§ **RECORDS PROVIDED**
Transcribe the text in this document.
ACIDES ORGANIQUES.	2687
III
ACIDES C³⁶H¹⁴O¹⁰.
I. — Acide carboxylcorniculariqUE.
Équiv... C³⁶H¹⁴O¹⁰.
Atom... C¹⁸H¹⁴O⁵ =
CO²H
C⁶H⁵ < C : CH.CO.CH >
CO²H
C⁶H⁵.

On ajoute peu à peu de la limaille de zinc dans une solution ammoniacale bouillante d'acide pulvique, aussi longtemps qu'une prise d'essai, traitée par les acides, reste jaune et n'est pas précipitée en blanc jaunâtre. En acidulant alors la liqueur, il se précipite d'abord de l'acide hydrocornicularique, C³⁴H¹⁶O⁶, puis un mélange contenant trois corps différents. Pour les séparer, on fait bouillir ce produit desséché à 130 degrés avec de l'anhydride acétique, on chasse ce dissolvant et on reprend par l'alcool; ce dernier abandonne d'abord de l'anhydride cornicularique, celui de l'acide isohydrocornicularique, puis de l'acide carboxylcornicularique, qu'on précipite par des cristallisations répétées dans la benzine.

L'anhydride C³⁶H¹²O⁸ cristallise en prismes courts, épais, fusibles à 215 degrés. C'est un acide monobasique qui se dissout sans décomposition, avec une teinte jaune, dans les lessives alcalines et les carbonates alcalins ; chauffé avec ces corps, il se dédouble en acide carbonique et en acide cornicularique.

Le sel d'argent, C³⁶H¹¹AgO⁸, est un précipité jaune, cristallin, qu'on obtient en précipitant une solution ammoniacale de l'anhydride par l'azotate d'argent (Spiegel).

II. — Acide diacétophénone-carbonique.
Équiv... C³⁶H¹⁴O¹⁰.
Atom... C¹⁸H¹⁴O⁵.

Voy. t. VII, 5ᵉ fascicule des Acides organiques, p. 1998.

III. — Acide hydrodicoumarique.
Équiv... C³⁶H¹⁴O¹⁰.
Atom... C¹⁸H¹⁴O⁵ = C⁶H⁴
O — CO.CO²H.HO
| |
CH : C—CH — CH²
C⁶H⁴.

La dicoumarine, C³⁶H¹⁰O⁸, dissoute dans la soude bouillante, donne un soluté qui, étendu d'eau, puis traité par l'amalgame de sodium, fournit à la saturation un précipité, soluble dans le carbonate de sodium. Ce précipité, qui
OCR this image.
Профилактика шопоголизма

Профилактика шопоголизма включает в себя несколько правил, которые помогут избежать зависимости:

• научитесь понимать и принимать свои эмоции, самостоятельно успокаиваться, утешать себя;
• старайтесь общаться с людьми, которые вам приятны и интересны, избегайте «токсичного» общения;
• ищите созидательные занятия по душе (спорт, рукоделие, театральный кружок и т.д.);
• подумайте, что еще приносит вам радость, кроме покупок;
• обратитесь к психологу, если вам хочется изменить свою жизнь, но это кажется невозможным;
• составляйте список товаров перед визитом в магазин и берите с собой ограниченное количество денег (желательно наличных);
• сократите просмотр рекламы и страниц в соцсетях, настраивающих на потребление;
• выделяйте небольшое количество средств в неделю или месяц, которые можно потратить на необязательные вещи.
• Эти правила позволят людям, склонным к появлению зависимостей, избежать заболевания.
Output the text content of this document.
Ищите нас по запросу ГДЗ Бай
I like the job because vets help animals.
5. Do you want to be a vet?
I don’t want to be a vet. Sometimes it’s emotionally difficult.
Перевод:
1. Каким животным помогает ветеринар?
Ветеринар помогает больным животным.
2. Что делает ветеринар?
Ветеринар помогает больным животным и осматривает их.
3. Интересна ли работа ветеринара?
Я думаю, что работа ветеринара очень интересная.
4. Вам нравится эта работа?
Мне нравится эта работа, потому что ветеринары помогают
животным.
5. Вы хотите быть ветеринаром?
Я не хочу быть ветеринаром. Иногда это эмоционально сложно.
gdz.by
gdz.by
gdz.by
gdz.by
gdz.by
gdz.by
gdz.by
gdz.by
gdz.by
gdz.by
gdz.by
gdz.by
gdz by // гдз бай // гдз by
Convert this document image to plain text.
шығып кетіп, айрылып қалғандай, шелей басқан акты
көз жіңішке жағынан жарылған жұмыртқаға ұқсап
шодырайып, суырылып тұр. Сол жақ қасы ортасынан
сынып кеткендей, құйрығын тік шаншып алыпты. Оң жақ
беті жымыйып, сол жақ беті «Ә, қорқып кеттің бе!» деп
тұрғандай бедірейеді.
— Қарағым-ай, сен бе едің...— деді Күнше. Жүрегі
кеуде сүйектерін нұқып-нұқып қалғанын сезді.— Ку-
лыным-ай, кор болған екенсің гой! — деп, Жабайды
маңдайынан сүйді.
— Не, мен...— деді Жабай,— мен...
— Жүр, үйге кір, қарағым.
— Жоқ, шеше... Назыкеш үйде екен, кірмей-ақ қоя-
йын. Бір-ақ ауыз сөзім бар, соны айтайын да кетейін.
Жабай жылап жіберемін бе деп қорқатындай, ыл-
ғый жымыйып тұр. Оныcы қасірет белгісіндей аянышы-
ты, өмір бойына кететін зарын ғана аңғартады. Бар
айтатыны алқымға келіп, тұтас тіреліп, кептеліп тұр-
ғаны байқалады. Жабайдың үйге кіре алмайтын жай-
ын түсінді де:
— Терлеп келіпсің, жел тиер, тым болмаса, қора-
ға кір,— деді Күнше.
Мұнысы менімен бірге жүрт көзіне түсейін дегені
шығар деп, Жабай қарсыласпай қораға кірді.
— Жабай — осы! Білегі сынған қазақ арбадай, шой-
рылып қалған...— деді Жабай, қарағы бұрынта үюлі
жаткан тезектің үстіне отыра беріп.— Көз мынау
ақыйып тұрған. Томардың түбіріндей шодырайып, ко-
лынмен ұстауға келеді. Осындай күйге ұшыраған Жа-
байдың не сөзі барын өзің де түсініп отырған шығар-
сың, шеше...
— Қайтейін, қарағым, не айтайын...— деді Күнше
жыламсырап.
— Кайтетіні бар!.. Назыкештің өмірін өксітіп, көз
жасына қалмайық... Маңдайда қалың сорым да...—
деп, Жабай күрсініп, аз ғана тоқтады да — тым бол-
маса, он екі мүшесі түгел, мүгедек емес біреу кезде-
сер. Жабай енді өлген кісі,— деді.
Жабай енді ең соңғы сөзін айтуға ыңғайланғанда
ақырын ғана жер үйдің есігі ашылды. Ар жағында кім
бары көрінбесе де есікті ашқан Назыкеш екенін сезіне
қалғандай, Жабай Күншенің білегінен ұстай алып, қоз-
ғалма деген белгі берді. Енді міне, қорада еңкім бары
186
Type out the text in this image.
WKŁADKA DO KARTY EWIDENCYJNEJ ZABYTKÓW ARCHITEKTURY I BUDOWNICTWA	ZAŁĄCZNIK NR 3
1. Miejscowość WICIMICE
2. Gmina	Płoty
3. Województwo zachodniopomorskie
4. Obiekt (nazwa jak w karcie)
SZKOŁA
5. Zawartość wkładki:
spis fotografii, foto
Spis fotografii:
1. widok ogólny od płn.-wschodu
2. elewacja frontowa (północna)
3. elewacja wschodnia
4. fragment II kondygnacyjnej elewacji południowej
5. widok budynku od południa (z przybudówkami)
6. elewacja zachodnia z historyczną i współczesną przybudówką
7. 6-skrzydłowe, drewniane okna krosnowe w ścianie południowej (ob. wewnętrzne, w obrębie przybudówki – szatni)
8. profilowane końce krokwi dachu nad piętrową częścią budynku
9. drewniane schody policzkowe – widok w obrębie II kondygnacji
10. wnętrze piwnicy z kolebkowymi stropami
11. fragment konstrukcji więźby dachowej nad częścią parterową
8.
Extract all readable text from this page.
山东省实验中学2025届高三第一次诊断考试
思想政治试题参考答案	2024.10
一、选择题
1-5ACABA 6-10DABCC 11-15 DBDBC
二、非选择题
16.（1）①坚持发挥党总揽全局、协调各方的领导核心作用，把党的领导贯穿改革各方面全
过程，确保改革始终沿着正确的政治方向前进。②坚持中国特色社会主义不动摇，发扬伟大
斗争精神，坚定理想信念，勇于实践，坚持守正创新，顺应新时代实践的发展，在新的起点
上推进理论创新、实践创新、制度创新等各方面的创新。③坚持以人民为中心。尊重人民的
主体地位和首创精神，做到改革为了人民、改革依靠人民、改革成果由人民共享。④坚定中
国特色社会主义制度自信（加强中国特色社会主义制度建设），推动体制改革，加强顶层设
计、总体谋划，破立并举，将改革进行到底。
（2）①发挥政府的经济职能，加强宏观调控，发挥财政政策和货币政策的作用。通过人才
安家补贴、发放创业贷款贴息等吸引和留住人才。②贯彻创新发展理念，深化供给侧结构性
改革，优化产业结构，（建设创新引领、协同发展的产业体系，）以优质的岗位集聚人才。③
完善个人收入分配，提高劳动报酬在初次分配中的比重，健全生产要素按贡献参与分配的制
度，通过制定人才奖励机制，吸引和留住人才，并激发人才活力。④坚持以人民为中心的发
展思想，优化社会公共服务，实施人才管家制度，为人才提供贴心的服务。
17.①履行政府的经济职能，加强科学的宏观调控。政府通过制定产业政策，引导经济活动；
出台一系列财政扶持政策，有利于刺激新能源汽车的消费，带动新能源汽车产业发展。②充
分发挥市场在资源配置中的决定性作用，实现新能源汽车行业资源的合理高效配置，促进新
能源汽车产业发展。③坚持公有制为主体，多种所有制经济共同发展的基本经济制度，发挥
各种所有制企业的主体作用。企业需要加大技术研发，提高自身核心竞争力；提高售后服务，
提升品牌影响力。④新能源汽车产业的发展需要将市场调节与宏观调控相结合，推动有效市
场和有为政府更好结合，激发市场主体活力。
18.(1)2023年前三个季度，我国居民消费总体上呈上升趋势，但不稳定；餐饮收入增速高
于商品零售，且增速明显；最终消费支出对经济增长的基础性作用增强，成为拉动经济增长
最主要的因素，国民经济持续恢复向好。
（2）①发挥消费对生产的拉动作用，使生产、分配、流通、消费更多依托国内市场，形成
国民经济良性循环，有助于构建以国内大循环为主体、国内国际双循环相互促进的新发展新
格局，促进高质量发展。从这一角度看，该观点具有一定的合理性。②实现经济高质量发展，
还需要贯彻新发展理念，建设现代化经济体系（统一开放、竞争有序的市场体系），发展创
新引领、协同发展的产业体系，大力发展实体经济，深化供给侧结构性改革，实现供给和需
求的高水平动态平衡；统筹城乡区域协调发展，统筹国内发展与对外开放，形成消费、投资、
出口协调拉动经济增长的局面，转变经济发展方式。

§ **YOUR OBJECTIVE**
Determine how many lines of the entries above carry the string "нравится", and give that number alone.

§ **TASK RESULT**
2